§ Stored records
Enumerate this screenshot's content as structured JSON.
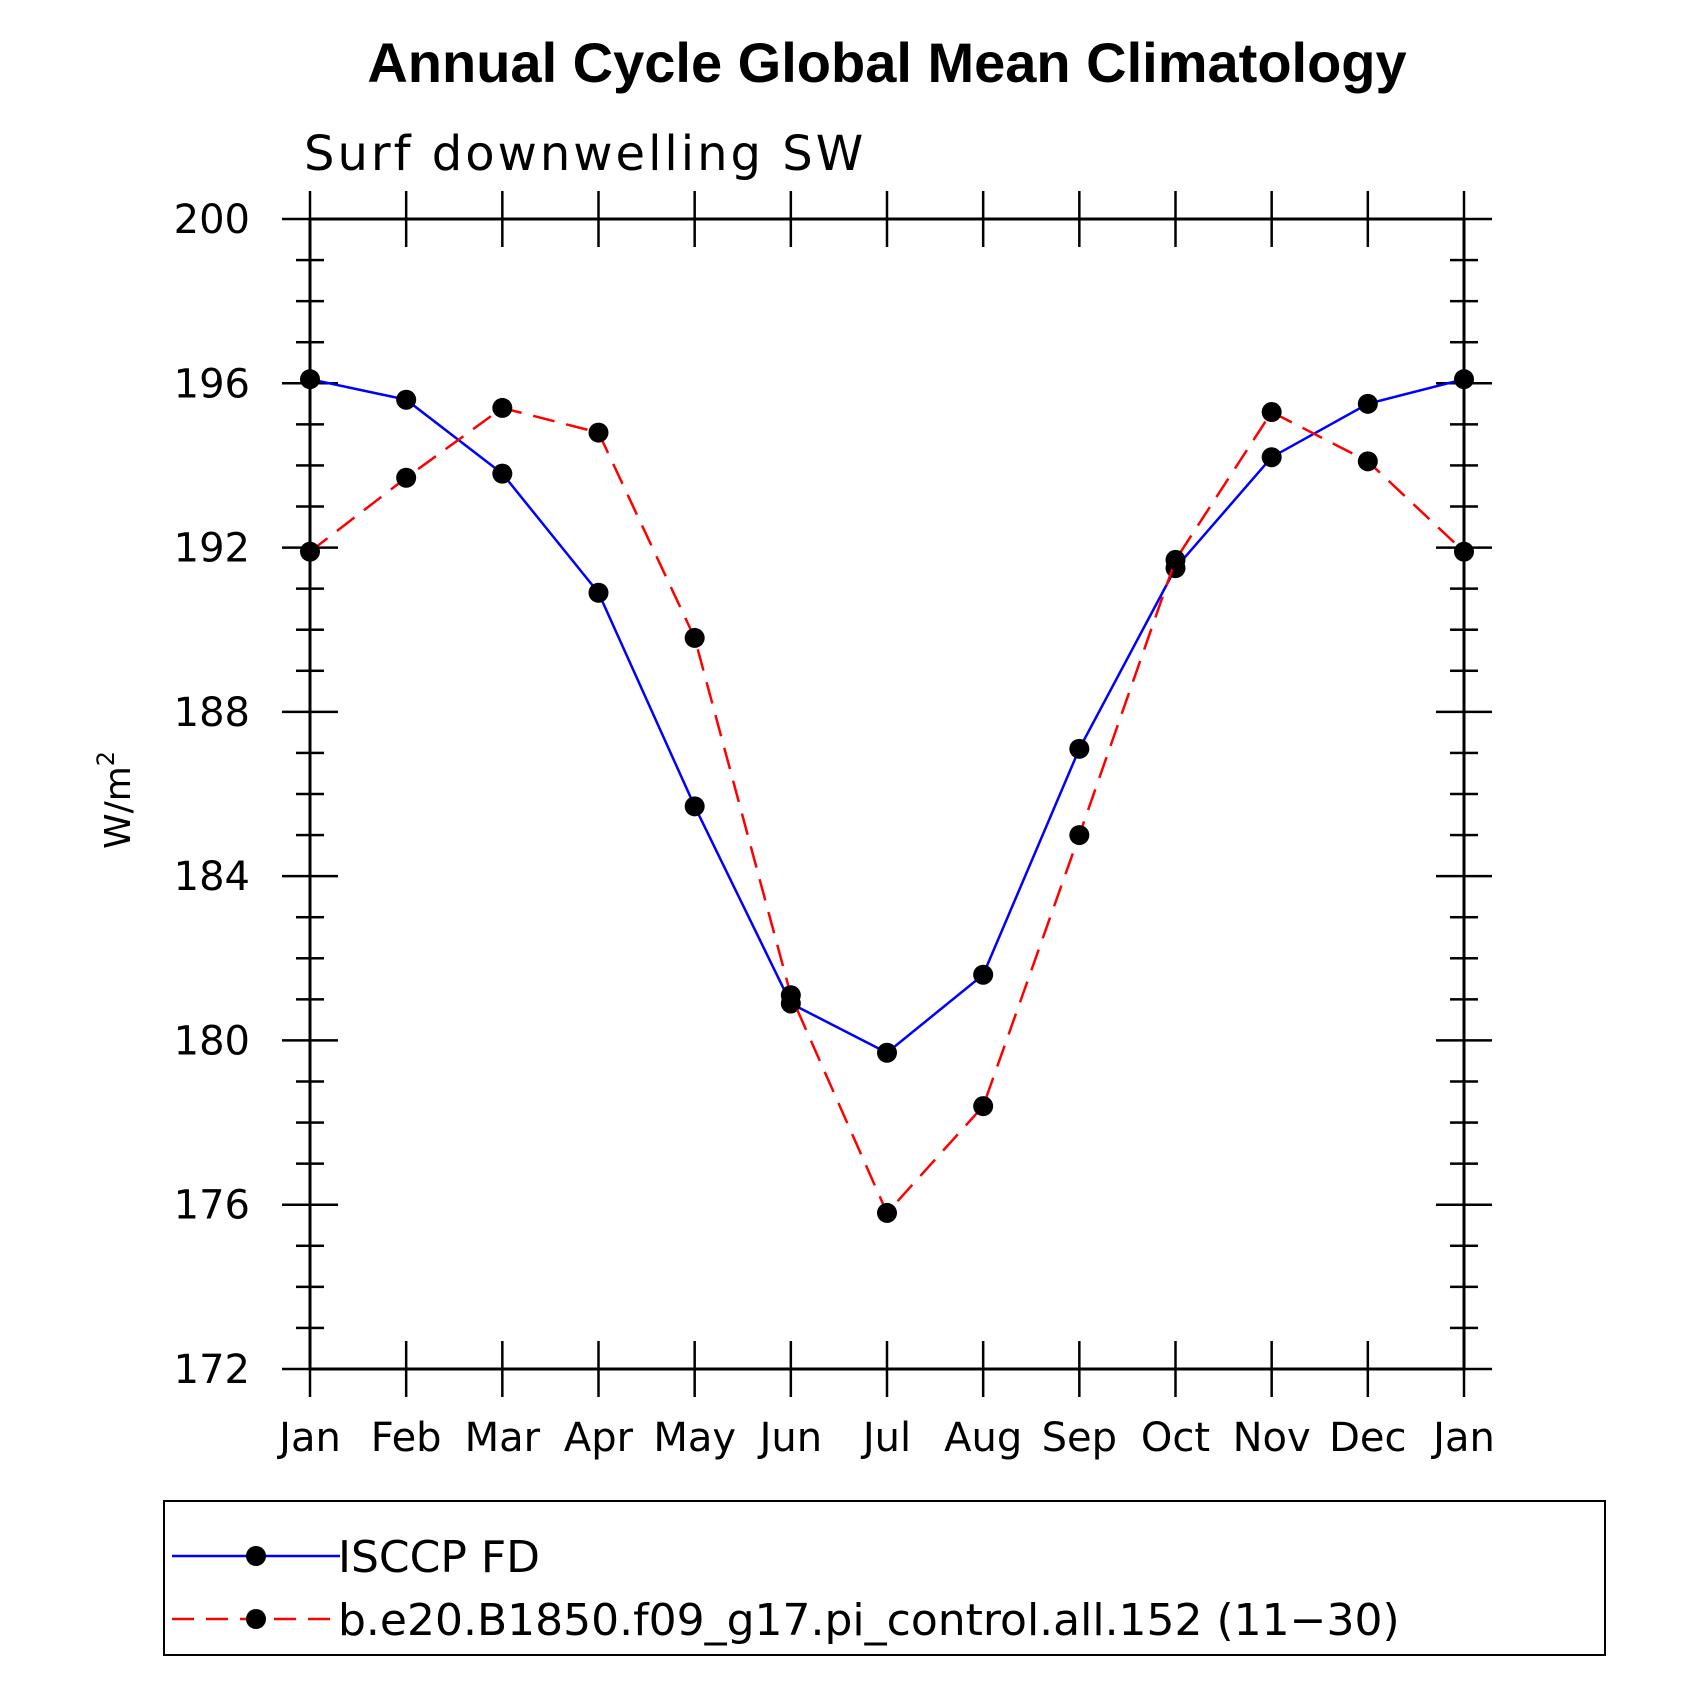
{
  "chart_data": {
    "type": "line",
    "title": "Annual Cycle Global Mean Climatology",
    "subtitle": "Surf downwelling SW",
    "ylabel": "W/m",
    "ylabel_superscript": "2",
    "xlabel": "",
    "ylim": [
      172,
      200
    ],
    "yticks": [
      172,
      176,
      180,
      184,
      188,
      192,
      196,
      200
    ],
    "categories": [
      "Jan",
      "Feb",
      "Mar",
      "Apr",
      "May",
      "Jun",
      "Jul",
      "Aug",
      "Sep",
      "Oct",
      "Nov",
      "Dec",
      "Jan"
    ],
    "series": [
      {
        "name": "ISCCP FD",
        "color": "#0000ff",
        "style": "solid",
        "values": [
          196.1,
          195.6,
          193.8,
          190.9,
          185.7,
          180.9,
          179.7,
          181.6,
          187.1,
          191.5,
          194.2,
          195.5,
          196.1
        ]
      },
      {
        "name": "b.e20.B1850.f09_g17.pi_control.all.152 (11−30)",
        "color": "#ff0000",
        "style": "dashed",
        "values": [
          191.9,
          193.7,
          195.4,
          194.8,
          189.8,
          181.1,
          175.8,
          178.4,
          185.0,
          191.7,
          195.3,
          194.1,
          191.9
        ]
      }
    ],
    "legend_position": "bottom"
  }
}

§ TASK DETAILS
Exclude the images, then output the data above word for word.

§ FINAL ANSWER
Enumerate this screenshot's content as structured JSON.
{
  "chart_data": {
    "type": "line",
    "title": "Annual Cycle Global Mean Climatology",
    "subtitle": "Surf downwelling SW",
    "ylabel": "W/m",
    "ylabel_superscript": "2",
    "xlabel": "",
    "ylim": [
      172,
      200
    ],
    "yticks": [
      172,
      176,
      180,
      184,
      188,
      192,
      196,
      200
    ],
    "categories": [
      "Jan",
      "Feb",
      "Mar",
      "Apr",
      "May",
      "Jun",
      "Jul",
      "Aug",
      "Sep",
      "Oct",
      "Nov",
      "Dec",
      "Jan"
    ],
    "series": [
      {
        "name": "ISCCP FD",
        "color": "#0000ff",
        "style": "solid",
        "values": [
          196.1,
          195.6,
          193.8,
          190.9,
          185.7,
          180.9,
          179.7,
          181.6,
          187.1,
          191.5,
          194.2,
          195.5,
          196.1
        ]
      },
      {
        "name": "b.e20.B1850.f09_g17.pi_control.all.152 (11−30)",
        "color": "#ff0000",
        "style": "dashed",
        "values": [
          191.9,
          193.7,
          195.4,
          194.8,
          189.8,
          181.1,
          175.8,
          178.4,
          185.0,
          191.7,
          195.3,
          194.1,
          191.9
        ]
      }
    ],
    "legend_position": "bottom"
  }
}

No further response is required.